(Figure record extracts)
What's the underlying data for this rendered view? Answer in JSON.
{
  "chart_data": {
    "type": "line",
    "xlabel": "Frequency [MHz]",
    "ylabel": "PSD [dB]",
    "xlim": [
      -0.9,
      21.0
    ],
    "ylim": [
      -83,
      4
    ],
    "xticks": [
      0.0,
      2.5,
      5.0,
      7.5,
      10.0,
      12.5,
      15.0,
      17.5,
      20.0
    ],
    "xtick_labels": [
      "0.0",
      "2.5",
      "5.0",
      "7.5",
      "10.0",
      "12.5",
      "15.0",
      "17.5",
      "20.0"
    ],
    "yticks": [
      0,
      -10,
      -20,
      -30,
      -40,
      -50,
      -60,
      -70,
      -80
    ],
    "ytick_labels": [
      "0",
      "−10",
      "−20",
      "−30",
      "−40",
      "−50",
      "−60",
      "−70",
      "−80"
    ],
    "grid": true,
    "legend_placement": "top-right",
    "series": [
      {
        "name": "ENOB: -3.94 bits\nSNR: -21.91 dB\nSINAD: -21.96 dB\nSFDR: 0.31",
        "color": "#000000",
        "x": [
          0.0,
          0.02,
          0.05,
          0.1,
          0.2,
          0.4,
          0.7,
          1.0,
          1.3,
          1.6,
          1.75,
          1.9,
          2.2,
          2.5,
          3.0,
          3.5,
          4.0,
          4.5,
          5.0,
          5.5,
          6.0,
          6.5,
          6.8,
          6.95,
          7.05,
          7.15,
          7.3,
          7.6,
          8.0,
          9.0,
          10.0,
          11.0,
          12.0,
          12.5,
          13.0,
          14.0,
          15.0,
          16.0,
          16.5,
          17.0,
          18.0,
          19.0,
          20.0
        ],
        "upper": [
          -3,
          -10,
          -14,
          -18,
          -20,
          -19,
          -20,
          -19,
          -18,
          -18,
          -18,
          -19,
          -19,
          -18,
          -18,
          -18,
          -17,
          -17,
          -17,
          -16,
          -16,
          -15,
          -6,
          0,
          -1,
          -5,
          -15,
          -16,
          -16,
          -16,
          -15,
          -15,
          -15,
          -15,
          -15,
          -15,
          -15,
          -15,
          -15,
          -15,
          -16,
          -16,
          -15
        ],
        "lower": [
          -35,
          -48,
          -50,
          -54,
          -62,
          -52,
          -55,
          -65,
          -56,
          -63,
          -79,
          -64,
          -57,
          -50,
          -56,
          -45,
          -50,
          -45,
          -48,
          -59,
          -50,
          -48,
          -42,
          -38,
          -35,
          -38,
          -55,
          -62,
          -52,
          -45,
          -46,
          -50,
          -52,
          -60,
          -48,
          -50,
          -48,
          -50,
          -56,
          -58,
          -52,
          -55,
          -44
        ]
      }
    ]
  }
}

§ Short problem:
From the listing above, extract every line exactly as it stands.

§ Answer in full:
What's the underlying data for this rendered view? Answer in JSON.
{
  "chart_data": {
    "type": "line",
    "xlabel": "Frequency [MHz]",
    "ylabel": "PSD [dB]",
    "xlim": [
      -0.9,
      21.0
    ],
    "ylim": [
      -83,
      4
    ],
    "xticks": [
      0.0,
      2.5,
      5.0,
      7.5,
      10.0,
      12.5,
      15.0,
      17.5,
      20.0
    ],
    "xtick_labels": [
      "0.0",
      "2.5",
      "5.0",
      "7.5",
      "10.0",
      "12.5",
      "15.0",
      "17.5",
      "20.0"
    ],
    "yticks": [
      0,
      -10,
      -20,
      -30,
      -40,
      -50,
      -60,
      -70,
      -80
    ],
    "ytick_labels": [
      "0",
      "−10",
      "−20",
      "−30",
      "−40",
      "−50",
      "−60",
      "−70",
      "−80"
    ],
    "grid": true,
    "legend_placement": "top-right",
    "series": [
      {
        "name": "ENOB: -3.94 bits\nSNR: -21.91 dB\nSINAD: -21.96 dB\nSFDR: 0.31",
        "color": "#000000",
        "x": [
          0.0,
          0.02,
          0.05,
          0.1,
          0.2,
          0.4,
          0.7,
          1.0,
          1.3,
          1.6,
          1.75,
          1.9,
          2.2,
          2.5,
          3.0,
          3.5,
          4.0,
          4.5,
          5.0,
          5.5,
          6.0,
          6.5,
          6.8,
          6.95,
          7.05,
          7.15,
          7.3,
          7.6,
          8.0,
          9.0,
          10.0,
          11.0,
          12.0,
          12.5,
          13.0,
          14.0,
          15.0,
          16.0,
          16.5,
          17.0,
          18.0,
          19.0,
          20.0
        ],
        "upper": [
          -3,
          -10,
          -14,
          -18,
          -20,
          -19,
          -20,
          -19,
          -18,
          -18,
          -18,
          -19,
          -19,
          -18,
          -18,
          -18,
          -17,
          -17,
          -17,
          -16,
          -16,
          -15,
          -6,
          0,
          -1,
          -5,
          -15,
          -16,
          -16,
          -16,
          -15,
          -15,
          -15,
          -15,
          -15,
          -15,
          -15,
          -15,
          -15,
          -15,
          -16,
          -16,
          -15
        ],
        "lower": [
          -35,
          -48,
          -50,
          -54,
          -62,
          -52,
          -55,
          -65,
          -56,
          -63,
          -79,
          -64,
          -57,
          -50,
          -56,
          -45,
          -50,
          -45,
          -48,
          -59,
          -50,
          -48,
          -42,
          -38,
          -35,
          -38,
          -55,
          -62,
          -52,
          -45,
          -46,
          -50,
          -52,
          -60,
          -48,
          -50,
          -48,
          -50,
          -56,
          -58,
          -52,
          -55,
          -44
        ]
      }
    ]
  }
}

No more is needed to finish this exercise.